• The request
In the lines below, how many hold the word "this"? Answer only with the number.

+===+

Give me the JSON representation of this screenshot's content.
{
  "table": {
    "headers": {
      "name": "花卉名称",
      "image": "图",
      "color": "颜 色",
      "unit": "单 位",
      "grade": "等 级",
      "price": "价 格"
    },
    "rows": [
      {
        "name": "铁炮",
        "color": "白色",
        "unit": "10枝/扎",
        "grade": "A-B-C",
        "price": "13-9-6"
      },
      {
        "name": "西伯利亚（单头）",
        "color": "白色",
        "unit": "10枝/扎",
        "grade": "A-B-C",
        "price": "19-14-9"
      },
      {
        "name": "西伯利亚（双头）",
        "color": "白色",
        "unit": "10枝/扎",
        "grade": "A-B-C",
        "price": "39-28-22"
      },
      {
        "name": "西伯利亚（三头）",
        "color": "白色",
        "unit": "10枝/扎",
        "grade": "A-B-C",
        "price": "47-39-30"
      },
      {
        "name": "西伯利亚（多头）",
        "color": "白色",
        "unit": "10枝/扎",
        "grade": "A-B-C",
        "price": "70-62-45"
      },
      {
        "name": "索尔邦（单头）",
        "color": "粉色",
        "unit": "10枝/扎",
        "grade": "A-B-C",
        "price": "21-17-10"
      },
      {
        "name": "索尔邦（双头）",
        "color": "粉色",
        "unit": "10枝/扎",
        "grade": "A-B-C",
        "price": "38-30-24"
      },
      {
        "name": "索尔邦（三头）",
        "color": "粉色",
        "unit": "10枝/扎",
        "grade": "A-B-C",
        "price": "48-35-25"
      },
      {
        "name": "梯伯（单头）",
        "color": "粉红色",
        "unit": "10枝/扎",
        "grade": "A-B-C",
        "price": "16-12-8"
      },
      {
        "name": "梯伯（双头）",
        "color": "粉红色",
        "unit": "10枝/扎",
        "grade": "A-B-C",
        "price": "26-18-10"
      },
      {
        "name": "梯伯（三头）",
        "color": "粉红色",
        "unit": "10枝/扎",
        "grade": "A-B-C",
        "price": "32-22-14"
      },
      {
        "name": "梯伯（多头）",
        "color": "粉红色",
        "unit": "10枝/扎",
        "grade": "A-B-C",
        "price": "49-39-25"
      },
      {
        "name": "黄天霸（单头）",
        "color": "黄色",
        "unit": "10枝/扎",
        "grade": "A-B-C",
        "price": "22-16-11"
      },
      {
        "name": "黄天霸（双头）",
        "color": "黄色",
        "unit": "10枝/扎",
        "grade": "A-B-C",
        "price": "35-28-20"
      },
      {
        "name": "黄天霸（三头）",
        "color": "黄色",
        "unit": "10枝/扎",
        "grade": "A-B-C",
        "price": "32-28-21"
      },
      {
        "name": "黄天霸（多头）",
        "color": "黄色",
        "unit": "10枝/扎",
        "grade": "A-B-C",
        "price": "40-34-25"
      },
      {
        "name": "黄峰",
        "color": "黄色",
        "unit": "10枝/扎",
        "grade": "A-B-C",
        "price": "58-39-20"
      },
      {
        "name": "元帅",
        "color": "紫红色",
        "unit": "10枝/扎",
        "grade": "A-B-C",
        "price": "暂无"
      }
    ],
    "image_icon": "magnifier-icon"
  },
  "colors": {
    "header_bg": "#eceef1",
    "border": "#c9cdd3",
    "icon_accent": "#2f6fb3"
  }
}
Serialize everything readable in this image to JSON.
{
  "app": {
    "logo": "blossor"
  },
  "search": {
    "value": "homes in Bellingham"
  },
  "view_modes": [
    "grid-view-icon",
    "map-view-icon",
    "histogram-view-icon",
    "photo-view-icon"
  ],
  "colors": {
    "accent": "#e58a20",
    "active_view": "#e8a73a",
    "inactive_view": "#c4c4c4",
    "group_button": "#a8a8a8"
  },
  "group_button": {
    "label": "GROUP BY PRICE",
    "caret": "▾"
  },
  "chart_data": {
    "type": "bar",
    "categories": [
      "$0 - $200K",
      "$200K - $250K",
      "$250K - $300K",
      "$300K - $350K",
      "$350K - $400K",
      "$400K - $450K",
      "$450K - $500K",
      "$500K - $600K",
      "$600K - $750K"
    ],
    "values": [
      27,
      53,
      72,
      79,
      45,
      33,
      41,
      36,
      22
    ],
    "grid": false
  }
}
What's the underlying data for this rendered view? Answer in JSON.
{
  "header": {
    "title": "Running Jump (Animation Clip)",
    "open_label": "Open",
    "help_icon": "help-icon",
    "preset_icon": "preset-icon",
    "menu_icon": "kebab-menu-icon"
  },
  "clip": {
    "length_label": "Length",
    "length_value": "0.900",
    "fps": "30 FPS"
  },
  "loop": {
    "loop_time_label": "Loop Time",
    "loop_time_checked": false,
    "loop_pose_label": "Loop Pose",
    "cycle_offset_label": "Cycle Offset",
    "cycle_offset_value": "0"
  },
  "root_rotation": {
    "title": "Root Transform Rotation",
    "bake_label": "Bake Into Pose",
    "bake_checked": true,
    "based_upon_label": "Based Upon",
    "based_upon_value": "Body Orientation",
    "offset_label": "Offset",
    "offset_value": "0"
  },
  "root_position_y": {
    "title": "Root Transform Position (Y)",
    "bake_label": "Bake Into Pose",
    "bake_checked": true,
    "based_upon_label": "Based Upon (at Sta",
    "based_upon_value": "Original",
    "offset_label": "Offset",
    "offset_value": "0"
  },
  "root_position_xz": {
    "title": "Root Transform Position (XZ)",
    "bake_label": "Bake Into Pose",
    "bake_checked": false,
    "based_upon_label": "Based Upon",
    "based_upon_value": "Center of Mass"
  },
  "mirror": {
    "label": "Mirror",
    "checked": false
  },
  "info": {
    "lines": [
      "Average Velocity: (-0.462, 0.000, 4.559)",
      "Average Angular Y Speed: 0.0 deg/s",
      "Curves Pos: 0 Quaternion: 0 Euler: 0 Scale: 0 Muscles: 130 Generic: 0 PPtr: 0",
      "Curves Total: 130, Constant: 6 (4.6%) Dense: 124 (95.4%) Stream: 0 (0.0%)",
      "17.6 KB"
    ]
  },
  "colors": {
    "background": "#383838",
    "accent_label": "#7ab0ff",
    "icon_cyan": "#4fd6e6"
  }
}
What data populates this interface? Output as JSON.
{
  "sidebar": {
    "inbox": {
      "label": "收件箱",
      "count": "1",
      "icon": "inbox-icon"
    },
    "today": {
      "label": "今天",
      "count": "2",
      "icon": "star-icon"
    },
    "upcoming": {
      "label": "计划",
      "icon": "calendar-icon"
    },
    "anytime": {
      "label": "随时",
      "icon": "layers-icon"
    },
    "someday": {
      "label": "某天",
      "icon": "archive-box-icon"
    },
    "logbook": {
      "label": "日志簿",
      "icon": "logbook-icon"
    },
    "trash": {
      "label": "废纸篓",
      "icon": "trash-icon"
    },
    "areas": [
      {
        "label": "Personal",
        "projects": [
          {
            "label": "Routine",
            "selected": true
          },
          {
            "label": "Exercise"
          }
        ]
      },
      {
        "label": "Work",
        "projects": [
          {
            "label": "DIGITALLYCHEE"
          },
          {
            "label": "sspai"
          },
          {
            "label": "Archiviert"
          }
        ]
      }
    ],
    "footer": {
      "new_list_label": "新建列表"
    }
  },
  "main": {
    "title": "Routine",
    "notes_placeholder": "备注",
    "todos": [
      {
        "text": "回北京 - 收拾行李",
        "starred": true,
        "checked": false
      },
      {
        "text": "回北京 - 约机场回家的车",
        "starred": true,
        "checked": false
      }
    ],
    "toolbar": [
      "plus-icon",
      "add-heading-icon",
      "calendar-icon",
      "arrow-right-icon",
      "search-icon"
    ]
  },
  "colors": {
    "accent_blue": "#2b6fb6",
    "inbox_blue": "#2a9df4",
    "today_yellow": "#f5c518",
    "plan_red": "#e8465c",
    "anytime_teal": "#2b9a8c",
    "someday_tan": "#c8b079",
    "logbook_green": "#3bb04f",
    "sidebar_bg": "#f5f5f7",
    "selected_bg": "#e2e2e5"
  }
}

+===+

• Expected answer
4